Exercise task: Exactly as written, print each record in the listing.

Task input:
BEGIN

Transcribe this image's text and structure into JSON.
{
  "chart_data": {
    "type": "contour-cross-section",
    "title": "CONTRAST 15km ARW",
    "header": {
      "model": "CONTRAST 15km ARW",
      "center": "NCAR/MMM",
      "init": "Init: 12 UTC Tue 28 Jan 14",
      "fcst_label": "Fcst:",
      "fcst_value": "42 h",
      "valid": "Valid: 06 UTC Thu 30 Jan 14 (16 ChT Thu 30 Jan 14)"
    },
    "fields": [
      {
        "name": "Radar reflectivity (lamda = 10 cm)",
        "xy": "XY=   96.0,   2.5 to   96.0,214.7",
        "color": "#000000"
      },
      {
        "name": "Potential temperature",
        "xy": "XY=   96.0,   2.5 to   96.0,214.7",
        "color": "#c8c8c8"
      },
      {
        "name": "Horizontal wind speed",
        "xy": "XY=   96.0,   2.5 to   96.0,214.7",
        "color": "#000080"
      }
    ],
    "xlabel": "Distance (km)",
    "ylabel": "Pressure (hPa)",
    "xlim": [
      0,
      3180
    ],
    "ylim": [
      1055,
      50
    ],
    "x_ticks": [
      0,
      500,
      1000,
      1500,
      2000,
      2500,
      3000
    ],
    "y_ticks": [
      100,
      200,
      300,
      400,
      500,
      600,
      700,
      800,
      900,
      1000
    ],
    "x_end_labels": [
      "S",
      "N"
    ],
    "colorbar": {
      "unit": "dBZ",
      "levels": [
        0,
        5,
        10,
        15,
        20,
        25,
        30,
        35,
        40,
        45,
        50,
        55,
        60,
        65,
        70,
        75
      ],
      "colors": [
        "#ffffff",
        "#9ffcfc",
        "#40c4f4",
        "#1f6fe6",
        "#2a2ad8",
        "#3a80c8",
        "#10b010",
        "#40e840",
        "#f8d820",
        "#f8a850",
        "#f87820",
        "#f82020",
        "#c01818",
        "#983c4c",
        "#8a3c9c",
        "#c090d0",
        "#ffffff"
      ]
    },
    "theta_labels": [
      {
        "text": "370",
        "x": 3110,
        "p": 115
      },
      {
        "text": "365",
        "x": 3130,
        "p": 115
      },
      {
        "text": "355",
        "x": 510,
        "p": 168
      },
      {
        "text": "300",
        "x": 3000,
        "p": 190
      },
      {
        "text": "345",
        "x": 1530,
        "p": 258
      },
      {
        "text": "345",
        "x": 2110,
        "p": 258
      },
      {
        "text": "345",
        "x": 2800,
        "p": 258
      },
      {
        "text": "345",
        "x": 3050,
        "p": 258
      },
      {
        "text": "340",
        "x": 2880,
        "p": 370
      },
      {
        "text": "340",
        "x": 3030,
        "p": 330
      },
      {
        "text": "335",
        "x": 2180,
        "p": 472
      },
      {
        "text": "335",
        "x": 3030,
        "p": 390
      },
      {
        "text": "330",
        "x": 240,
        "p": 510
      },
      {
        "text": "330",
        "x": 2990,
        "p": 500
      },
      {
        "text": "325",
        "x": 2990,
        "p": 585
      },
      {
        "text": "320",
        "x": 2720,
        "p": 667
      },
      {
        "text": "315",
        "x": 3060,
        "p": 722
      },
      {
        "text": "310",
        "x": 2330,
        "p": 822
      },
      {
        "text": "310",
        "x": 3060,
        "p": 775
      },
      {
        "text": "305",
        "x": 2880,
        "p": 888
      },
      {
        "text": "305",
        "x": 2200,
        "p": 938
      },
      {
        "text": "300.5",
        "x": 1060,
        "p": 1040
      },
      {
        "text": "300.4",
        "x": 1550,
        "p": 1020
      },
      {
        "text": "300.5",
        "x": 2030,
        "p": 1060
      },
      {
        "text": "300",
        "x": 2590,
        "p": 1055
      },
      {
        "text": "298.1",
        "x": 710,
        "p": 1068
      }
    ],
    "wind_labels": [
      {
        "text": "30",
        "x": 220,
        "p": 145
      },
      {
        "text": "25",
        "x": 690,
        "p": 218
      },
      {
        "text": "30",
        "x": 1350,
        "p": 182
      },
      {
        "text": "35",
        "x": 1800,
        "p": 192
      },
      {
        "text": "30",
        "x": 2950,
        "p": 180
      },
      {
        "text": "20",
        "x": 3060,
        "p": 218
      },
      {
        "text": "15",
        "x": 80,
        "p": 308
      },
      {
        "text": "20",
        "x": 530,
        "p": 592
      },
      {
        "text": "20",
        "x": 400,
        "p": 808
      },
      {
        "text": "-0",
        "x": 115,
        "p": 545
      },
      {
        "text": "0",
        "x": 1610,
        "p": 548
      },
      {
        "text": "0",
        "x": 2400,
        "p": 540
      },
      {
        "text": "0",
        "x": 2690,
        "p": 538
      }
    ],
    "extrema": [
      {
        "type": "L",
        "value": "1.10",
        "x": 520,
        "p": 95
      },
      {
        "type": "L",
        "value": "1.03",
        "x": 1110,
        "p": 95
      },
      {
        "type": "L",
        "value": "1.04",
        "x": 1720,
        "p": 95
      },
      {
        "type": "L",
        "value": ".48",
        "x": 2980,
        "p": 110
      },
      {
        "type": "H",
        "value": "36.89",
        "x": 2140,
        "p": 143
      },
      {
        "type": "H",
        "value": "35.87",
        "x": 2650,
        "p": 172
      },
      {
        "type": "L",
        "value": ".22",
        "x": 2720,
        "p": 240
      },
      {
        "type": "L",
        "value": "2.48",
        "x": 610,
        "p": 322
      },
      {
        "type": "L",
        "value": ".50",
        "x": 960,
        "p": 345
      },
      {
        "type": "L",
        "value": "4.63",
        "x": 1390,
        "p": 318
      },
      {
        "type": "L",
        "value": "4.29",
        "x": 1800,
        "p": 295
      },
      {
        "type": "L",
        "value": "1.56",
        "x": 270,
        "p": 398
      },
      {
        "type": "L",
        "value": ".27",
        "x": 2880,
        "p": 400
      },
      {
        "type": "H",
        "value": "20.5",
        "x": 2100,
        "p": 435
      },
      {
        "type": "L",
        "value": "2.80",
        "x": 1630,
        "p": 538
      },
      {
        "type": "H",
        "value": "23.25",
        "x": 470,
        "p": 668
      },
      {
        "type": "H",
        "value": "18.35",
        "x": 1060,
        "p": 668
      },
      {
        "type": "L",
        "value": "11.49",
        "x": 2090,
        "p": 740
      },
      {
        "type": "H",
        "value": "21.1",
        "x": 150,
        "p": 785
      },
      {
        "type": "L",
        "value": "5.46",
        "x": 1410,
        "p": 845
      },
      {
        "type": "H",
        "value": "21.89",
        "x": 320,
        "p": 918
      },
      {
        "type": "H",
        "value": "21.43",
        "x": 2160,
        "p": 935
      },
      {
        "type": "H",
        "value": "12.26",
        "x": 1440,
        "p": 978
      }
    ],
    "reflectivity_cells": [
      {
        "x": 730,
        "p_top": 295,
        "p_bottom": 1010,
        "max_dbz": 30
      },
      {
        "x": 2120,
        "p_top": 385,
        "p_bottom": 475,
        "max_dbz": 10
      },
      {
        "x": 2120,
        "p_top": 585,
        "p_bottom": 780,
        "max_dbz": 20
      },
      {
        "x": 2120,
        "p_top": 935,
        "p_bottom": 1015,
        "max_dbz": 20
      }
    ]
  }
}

END

The solution:
Transcribe this image's text and structure into JSON.
{
  "chart_data": {
    "type": "contour-cross-section",
    "title": "CONTRAST 15km ARW",
    "header": {
      "model": "CONTRAST 15km ARW",
      "center": "NCAR/MMM",
      "init": "Init: 12 UTC Tue 28 Jan 14",
      "fcst_label": "Fcst:",
      "fcst_value": "42 h",
      "valid": "Valid: 06 UTC Thu 30 Jan 14 (16 ChT Thu 30 Jan 14)"
    },
    "fields": [
      {
        "name": "Radar reflectivity (lamda = 10 cm)",
        "xy": "XY=   96.0,   2.5 to   96.0,214.7",
        "color": "#000000"
      },
      {
        "name": "Potential temperature",
        "xy": "XY=   96.0,   2.5 to   96.0,214.7",
        "color": "#c8c8c8"
      },
      {
        "name": "Horizontal wind speed",
        "xy": "XY=   96.0,   2.5 to   96.0,214.7",
        "color": "#000080"
      }
    ],
    "xlabel": "Distance (km)",
    "ylabel": "Pressure (hPa)",
    "xlim": [
      0,
      3180
    ],
    "ylim": [
      1055,
      50
    ],
    "x_ticks": [
      0,
      500,
      1000,
      1500,
      2000,
      2500,
      3000
    ],
    "y_ticks": [
      100,
      200,
      300,
      400,
      500,
      600,
      700,
      800,
      900,
      1000
    ],
    "x_end_labels": [
      "S",
      "N"
    ],
    "colorbar": {
      "unit": "dBZ",
      "levels": [
        0,
        5,
        10,
        15,
        20,
        25,
        30,
        35,
        40,
        45,
        50,
        55,
        60,
        65,
        70,
        75
      ],
      "colors": [
        "#ffffff",
        "#9ffcfc",
        "#40c4f4",
        "#1f6fe6",
        "#2a2ad8",
        "#3a80c8",
        "#10b010",
        "#40e840",
        "#f8d820",
        "#f8a850",
        "#f87820",
        "#f82020",
        "#c01818",
        "#983c4c",
        "#8a3c9c",
        "#c090d0",
        "#ffffff"
      ]
    },
    "theta_labels": [
      {
        "text": "370",
        "x": 3110,
        "p": 115
      },
      {
        "text": "365",
        "x": 3130,
        "p": 115
      },
      {
        "text": "355",
        "x": 510,
        "p": 168
      },
      {
        "text": "300",
        "x": 3000,
        "p": 190
      },
      {
        "text": "345",
        "x": 1530,
        "p": 258
      },
      {
        "text": "345",
        "x": 2110,
        "p": 258
      },
      {
        "text": "345",
        "x": 2800,
        "p": 258
      },
      {
        "text": "345",
        "x": 3050,
        "p": 258
      },
      {
        "text": "340",
        "x": 2880,
        "p": 370
      },
      {
        "text": "340",
        "x": 3030,
        "p": 330
      },
      {
        "text": "335",
        "x": 2180,
        "p": 472
      },
      {
        "text": "335",
        "x": 3030,
        "p": 390
      },
      {
        "text": "330",
        "x": 240,
        "p": 510
      },
      {
        "text": "330",
        "x": 2990,
        "p": 500
      },
      {
        "text": "325",
        "x": 2990,
        "p": 585
      },
      {
        "text": "320",
        "x": 2720,
        "p": 667
      },
      {
        "text": "315",
        "x": 3060,
        "p": 722
      },
      {
        "text": "310",
        "x": 2330,
        "p": 822
      },
      {
        "text": "310",
        "x": 3060,
        "p": 775
      },
      {
        "text": "305",
        "x": 2880,
        "p": 888
      },
      {
        "text": "305",
        "x": 2200,
        "p": 938
      },
      {
        "text": "300.5",
        "x": 1060,
        "p": 1040
      },
      {
        "text": "300.4",
        "x": 1550,
        "p": 1020
      },
      {
        "text": "300.5",
        "x": 2030,
        "p": 1060
      },
      {
        "text": "300",
        "x": 2590,
        "p": 1055
      },
      {
        "text": "298.1",
        "x": 710,
        "p": 1068
      }
    ],
    "wind_labels": [
      {
        "text": "30",
        "x": 220,
        "p": 145
      },
      {
        "text": "25",
        "x": 690,
        "p": 218
      },
      {
        "text": "30",
        "x": 1350,
        "p": 182
      },
      {
        "text": "35",
        "x": 1800,
        "p": 192
      },
      {
        "text": "30",
        "x": 2950,
        "p": 180
      },
      {
        "text": "20",
        "x": 3060,
        "p": 218
      },
      {
        "text": "15",
        "x": 80,
        "p": 308
      },
      {
        "text": "20",
        "x": 530,
        "p": 592
      },
      {
        "text": "20",
        "x": 400,
        "p": 808
      },
      {
        "text": "-0",
        "x": 115,
        "p": 545
      },
      {
        "text": "0",
        "x": 1610,
        "p": 548
      },
      {
        "text": "0",
        "x": 2400,
        "p": 540
      },
      {
        "text": "0",
        "x": 2690,
        "p": 538
      }
    ],
    "extrema": [
      {
        "type": "L",
        "value": "1.10",
        "x": 520,
        "p": 95
      },
      {
        "type": "L",
        "value": "1.03",
        "x": 1110,
        "p": 95
      },
      {
        "type": "L",
        "value": "1.04",
        "x": 1720,
        "p": 95
      },
      {
        "type": "L",
        "value": ".48",
        "x": 2980,
        "p": 110
      },
      {
        "type": "H",
        "value": "36.89",
        "x": 2140,
        "p": 143
      },
      {
        "type": "H",
        "value": "35.87",
        "x": 2650,
        "p": 172
      },
      {
        "type": "L",
        "value": ".22",
        "x": 2720,
        "p": 240
      },
      {
        "type": "L",
        "value": "2.48",
        "x": 610,
        "p": 322
      },
      {
        "type": "L",
        "value": ".50",
        "x": 960,
        "p": 345
      },
      {
        "type": "L",
        "value": "4.63",
        "x": 1390,
        "p": 318
      },
      {
        "type": "L",
        "value": "4.29",
        "x": 1800,
        "p": 295
      },
      {
        "type": "L",
        "value": "1.56",
        "x": 270,
        "p": 398
      },
      {
        "type": "L",
        "value": ".27",
        "x": 2880,
        "p": 400
      },
      {
        "type": "H",
        "value": "20.5",
        "x": 2100,
        "p": 435
      },
      {
        "type": "L",
        "value": "2.80",
        "x": 1630,
        "p": 538
      },
      {
        "type": "H",
        "value": "23.25",
        "x": 470,
        "p": 668
      },
      {
        "type": "H",
        "value": "18.35",
        "x": 1060,
        "p": 668
      },
      {
        "type": "L",
        "value": "11.49",
        "x": 2090,
        "p": 740
      },
      {
        "type": "H",
        "value": "21.1",
        "x": 150,
        "p": 785
      },
      {
        "type": "L",
        "value": "5.46",
        "x": 1410,
        "p": 845
      },
      {
        "type": "H",
        "value": "21.89",
        "x": 320,
        "p": 918
      },
      {
        "type": "H",
        "value": "21.43",
        "x": 2160,
        "p": 935
      },
      {
        "type": "H",
        "value": "12.26",
        "x": 1440,
        "p": 978
      }
    ],
    "reflectivity_cells": [
      {
        "x": 730,
        "p_top": 295,
        "p_bottom": 1010,
        "max_dbz": 30
      },
      {
        "x": 2120,
        "p_top": 385,
        "p_bottom": 475,
        "max_dbz": 10
      },
      {
        "x": 2120,
        "p_top": 585,
        "p_bottom": 780,
        "max_dbz": 20
      },
      {
        "x": 2120,
        "p_top": 935,
        "p_bottom": 1015,
        "max_dbz": 20
      }
    ]
  }
}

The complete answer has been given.